Instructions to follow: Write the data out again exactly, dropping any images it holds.

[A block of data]
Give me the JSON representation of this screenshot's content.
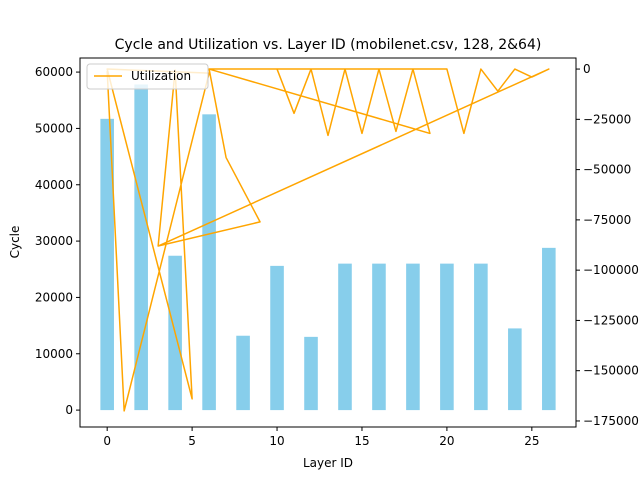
{
  "chart_data": {
    "type": "bar+line",
    "title": "Cycle and Utilization vs. Layer ID (mobilenet.csv, 128, 2&64)",
    "xlabel": "Layer ID",
    "ylabel": "Cycle",
    "xlim": [
      -1.6,
      27.6
    ],
    "ylim": [
      -3000,
      62500
    ],
    "y2lim": [
      -178000,
      5500
    ],
    "x_ticks": [
      0,
      5,
      10,
      15,
      20,
      25
    ],
    "y_ticks": [
      0,
      10000,
      20000,
      30000,
      40000,
      50000,
      60000
    ],
    "y2_ticks": [
      0,
      -25000,
      -50000,
      -75000,
      -100000,
      -125000,
      -150000,
      -175000
    ],
    "legend": {
      "position": "top-left",
      "entries": [
        "Utilization"
      ]
    },
    "grid": false,
    "bar_series": {
      "name": "Cycle",
      "color": "#87CEEB",
      "x": [
        0,
        2,
        4,
        6,
        8,
        10,
        12,
        14,
        16,
        18,
        20,
        22,
        24,
        26
      ],
      "values": [
        51700,
        57800,
        27400,
        52500,
        13200,
        25600,
        13000,
        26000,
        26000,
        26000,
        26000,
        26000,
        14500,
        28800
      ]
    },
    "line_series": {
      "name": "Utilization",
      "color": "#FFA500",
      "points": [
        [
          0,
          -1000
        ],
        [
          1,
          -170000
        ],
        [
          6,
          -2000
        ],
        [
          0,
          0
        ],
        [
          5,
          -164000
        ],
        [
          4,
          -500
        ],
        [
          3,
          -88000
        ],
        [
          9,
          -76000
        ],
        [
          7,
          -44000
        ],
        [
          6,
          0
        ],
        [
          10,
          0
        ],
        [
          11,
          -22000
        ],
        [
          12,
          0
        ],
        [
          13,
          -33000
        ],
        [
          14,
          0
        ],
        [
          15,
          -32000
        ],
        [
          16,
          0
        ],
        [
          17,
          -31000
        ],
        [
          18,
          0
        ],
        [
          19,
          -32000
        ],
        [
          6,
          0
        ],
        [
          20,
          0
        ],
        [
          21,
          -32000
        ],
        [
          22,
          0
        ],
        [
          23,
          -11000
        ],
        [
          24,
          0
        ],
        [
          25,
          -4000
        ],
        [
          26,
          0
        ],
        [
          26,
          0
        ],
        [
          3,
          -88000
        ],
        [
          26,
          0
        ]
      ]
    }
  }
}
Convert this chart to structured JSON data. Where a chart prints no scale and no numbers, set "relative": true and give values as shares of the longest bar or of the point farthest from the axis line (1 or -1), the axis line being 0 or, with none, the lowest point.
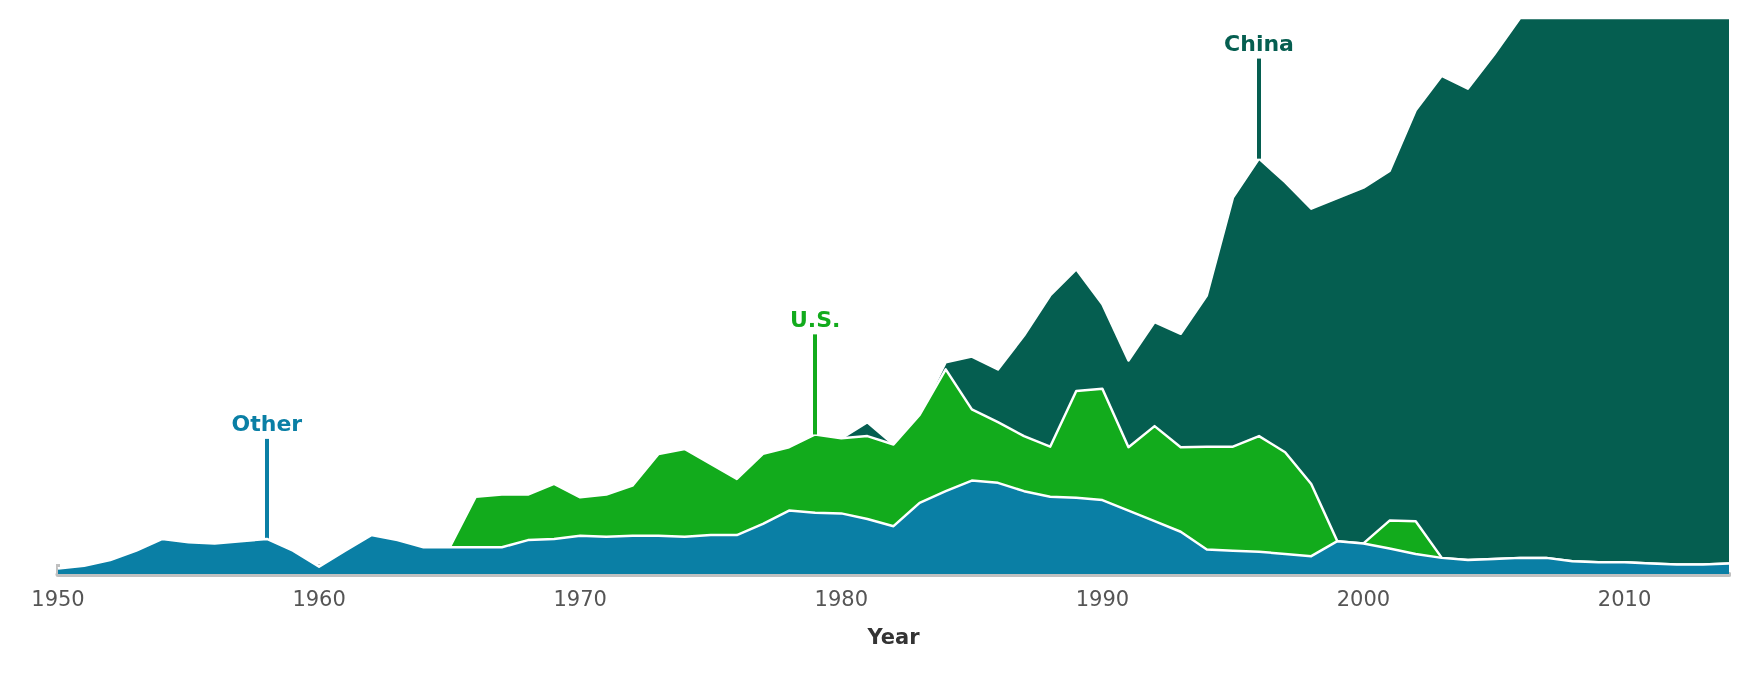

Result below:
Give me the JSON representation of this screenshot's content.
{
  "chart_data": {
    "type": "bar+line",
    "title": "Cycle and Utilization vs. Layer ID (mobilenet.csv, 128, 2&64)",
    "xlabel": "Layer ID",
    "ylabel": "Cycle",
    "xlim": [
      -1.6,
      27.6
    ],
    "ylim": [
      -3000,
      62500
    ],
    "y2lim": [
      -178000,
      5500
    ],
    "x_ticks": [
      0,
      5,
      10,
      15,
      20,
      25
    ],
    "y_ticks": [
      0,
      10000,
      20000,
      30000,
      40000,
      50000,
      60000
    ],
    "y2_ticks": [
      0,
      -25000,
      -50000,
      -75000,
      -100000,
      -125000,
      -150000,
      -175000
    ],
    "legend": {
      "position": "top-left",
      "entries": [
        "Utilization"
      ]
    },
    "grid": false,
    "bar_series": {
      "name": "Cycle",
      "color": "#87CEEB",
      "x": [
        0,
        2,
        4,
        6,
        8,
        10,
        12,
        14,
        16,
        18,
        20,
        22,
        24,
        26
      ],
      "values": [
        51700,
        57800,
        27400,
        52500,
        13200,
        25600,
        13000,
        26000,
        26000,
        26000,
        26000,
        26000,
        14500,
        28800
      ]
    },
    "line_series": {
      "name": "Utilization",
      "color": "#FFA500",
      "points": [
        [
          0,
          -1000
        ],
        [
          1,
          -170000
        ],
        [
          6,
          -2000
        ],
        [
          0,
          0
        ],
        [
          5,
          -164000
        ],
        [
          4,
          -500
        ],
        [
          3,
          -88000
        ],
        [
          9,
          -76000
        ],
        [
          7,
          -44000
        ],
        [
          6,
          0
        ],
        [
          10,
          0
        ],
        [
          11,
          -22000
        ],
        [
          12,
          0
        ],
        [
          13,
          -33000
        ],
        [
          14,
          0
        ],
        [
          15,
          -32000
        ],
        [
          16,
          0
        ],
        [
          17,
          -31000
        ],
        [
          18,
          0
        ],
        [
          19,
          -32000
        ],
        [
          6,
          0
        ],
        [
          20,
          0
        ],
        [
          21,
          -32000
        ],
        [
          22,
          0
        ],
        [
          23,
          -11000
        ],
        [
          24,
          0
        ],
        [
          25,
          -4000
        ],
        [
          26,
          0
        ],
        [
          26,
          0
        ],
        [
          3,
          -88000
        ],
        [
          26,
          0
        ]
      ]
    }
  }
}
Convert this chart to structured JSON data. Where a chart prints no scale and no numbers, set "relative": true and give values as shares of the longest bar or of the point farthest from the axis line (1 or -1), the axis line being 0 or, with none, the lowest point.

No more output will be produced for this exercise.